▶ To be done:
Transcribe the listing below line by line, reproducing every character without change.

▶ Extracted entries:
#####

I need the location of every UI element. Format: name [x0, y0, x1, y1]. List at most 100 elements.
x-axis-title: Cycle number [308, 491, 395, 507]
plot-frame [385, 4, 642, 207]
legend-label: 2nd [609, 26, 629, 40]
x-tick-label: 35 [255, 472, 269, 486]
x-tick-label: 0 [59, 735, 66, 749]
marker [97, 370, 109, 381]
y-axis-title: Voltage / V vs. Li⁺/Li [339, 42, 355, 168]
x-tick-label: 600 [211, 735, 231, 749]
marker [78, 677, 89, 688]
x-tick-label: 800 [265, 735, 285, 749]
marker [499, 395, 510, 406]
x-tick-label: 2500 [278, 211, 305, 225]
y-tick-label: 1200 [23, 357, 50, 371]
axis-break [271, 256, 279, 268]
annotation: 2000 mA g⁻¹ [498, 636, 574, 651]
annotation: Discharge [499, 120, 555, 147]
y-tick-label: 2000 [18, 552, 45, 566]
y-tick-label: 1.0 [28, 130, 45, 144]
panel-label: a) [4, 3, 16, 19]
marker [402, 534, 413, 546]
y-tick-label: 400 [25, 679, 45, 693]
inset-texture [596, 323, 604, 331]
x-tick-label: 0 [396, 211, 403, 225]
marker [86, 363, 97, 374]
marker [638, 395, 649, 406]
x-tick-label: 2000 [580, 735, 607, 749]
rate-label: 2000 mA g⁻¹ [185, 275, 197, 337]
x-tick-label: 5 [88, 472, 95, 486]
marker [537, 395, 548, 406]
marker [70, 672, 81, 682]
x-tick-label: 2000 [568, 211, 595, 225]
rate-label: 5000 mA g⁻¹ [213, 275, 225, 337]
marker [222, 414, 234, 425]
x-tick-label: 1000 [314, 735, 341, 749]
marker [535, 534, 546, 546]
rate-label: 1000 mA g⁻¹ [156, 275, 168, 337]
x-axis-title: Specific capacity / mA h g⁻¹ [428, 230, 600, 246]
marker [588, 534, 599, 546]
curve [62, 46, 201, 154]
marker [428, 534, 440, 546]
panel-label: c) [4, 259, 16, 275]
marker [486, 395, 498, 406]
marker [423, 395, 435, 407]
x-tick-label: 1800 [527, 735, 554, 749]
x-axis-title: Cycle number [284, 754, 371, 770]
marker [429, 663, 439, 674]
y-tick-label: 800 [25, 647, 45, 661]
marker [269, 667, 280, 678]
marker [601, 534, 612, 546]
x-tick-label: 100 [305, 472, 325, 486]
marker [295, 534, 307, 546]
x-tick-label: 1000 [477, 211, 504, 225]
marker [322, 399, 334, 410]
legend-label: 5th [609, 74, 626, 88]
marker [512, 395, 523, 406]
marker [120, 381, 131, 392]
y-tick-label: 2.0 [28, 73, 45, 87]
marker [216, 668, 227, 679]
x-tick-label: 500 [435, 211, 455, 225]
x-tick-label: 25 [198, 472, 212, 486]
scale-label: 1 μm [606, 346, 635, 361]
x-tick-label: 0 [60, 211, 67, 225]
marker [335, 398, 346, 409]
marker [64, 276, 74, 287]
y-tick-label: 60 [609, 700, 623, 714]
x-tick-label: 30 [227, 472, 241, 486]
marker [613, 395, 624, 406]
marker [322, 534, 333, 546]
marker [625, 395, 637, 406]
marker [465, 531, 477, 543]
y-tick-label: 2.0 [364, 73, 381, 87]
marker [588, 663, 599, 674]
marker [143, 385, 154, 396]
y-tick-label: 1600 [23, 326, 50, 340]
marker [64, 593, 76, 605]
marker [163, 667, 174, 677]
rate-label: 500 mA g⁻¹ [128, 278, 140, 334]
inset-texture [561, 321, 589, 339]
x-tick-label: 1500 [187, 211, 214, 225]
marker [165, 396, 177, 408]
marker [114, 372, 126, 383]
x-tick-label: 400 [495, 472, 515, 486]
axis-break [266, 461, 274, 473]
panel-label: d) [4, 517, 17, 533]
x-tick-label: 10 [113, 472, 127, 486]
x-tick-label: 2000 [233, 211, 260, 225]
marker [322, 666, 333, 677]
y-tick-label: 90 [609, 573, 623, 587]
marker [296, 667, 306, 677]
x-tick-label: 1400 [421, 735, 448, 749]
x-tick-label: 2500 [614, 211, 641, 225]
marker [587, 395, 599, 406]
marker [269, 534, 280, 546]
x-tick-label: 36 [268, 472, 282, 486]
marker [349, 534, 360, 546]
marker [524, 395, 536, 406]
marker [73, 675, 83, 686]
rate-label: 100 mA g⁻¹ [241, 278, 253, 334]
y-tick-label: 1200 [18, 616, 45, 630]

#####

▶ Reply to the task:
I need the location of every UI element. Format: name [x0, y0, x1, y1]. List at most 100 elements.
x-axis-title: Cycle number [308, 491, 395, 507]
plot-frame [385, 4, 642, 207]
legend-label: 2nd [609, 26, 629, 40]
x-tick-label: 35 [255, 472, 269, 486]
x-tick-label: 0 [59, 735, 66, 749]
marker [97, 370, 109, 381]
y-axis-title: Voltage / V vs. Li⁺/Li [339, 42, 355, 168]
x-tick-label: 600 [211, 735, 231, 749]
marker [78, 677, 89, 688]
x-tick-label: 800 [265, 735, 285, 749]
marker [499, 395, 510, 406]
x-tick-label: 2500 [278, 211, 305, 225]
y-tick-label: 1200 [23, 357, 50, 371]
axis-break [271, 256, 279, 268]
annotation: 2000 mA g⁻¹ [498, 636, 574, 651]
annotation: Discharge [499, 120, 555, 147]
y-tick-label: 2000 [18, 552, 45, 566]
y-tick-label: 1.0 [28, 130, 45, 144]
panel-label: a) [4, 3, 16, 19]
marker [402, 534, 413, 546]
y-tick-label: 400 [25, 679, 45, 693]
inset-texture [596, 323, 604, 331]
x-tick-label: 0 [396, 211, 403, 225]
marker [86, 363, 97, 374]
marker [638, 395, 649, 406]
x-tick-label: 2000 [580, 735, 607, 749]
rate-label: 2000 mA g⁻¹ [185, 275, 197, 337]
x-tick-label: 5 [88, 472, 95, 486]
marker [537, 395, 548, 406]
marker [70, 672, 81, 682]
x-tick-label: 2000 [568, 211, 595, 225]
rate-label: 5000 mA g⁻¹ [213, 275, 225, 337]
marker [222, 414, 234, 425]
x-tick-label: 1000 [314, 735, 341, 749]
marker [535, 534, 546, 546]
rate-label: 1000 mA g⁻¹ [156, 275, 168, 337]
x-axis-title: Specific capacity / mA h g⁻¹ [428, 230, 600, 246]
marker [588, 534, 599, 546]
curve [62, 46, 201, 154]
marker [428, 534, 440, 546]
panel-label: c) [4, 259, 16, 275]
marker [486, 395, 498, 406]
marker [423, 395, 435, 407]
x-tick-label: 1800 [527, 735, 554, 749]
x-axis-title: Cycle number [284, 754, 371, 770]
marker [429, 663, 439, 674]
y-tick-label: 800 [25, 647, 45, 661]
marker [269, 667, 280, 678]
marker [601, 534, 612, 546]
x-tick-label: 100 [305, 472, 325, 486]
marker [295, 534, 307, 546]
x-tick-label: 1000 [477, 211, 504, 225]
marker [322, 399, 334, 410]
legend-label: 5th [609, 74, 626, 88]
marker [512, 395, 523, 406]
marker [120, 381, 131, 392]
y-tick-label: 2.0 [28, 73, 45, 87]
marker [216, 668, 227, 679]
x-tick-label: 500 [435, 211, 455, 225]
x-tick-label: 25 [198, 472, 212, 486]
scale-label: 1 μm [606, 346, 635, 361]
x-tick-label: 0 [60, 211, 67, 225]
marker [335, 398, 346, 409]
marker [64, 276, 74, 287]
y-tick-label: 60 [609, 700, 623, 714]
x-tick-label: 30 [227, 472, 241, 486]
marker [613, 395, 624, 406]
marker [322, 534, 333, 546]
marker [625, 395, 637, 406]
marker [465, 531, 477, 543]
y-tick-label: 2.0 [364, 73, 381, 87]
marker [588, 663, 599, 674]
marker [143, 385, 154, 396]
y-tick-label: 1600 [23, 326, 50, 340]
marker [64, 593, 76, 605]
marker [163, 667, 174, 677]
rate-label: 500 mA g⁻¹ [128, 278, 140, 334]
inset-texture [561, 321, 589, 339]
x-tick-label: 1500 [187, 211, 214, 225]
marker [165, 396, 177, 408]
marker [114, 372, 126, 383]
x-tick-label: 400 [495, 472, 515, 486]
axis-break [266, 461, 274, 473]
panel-label: d) [4, 517, 17, 533]
x-tick-label: 10 [113, 472, 127, 486]
x-tick-label: 2000 [233, 211, 260, 225]
marker [322, 666, 333, 677]
y-tick-label: 90 [609, 573, 623, 587]
marker [296, 667, 306, 677]
x-tick-label: 1400 [421, 735, 448, 749]
x-tick-label: 2500 [614, 211, 641, 225]
marker [587, 395, 599, 406]
marker [269, 534, 280, 546]
x-tick-label: 36 [268, 472, 282, 486]
marker [349, 534, 360, 546]
marker [524, 395, 536, 406]
marker [73, 675, 83, 686]
rate-label: 100 mA g⁻¹ [241, 278, 253, 334]
y-tick-label: 1200 [18, 616, 45, 630]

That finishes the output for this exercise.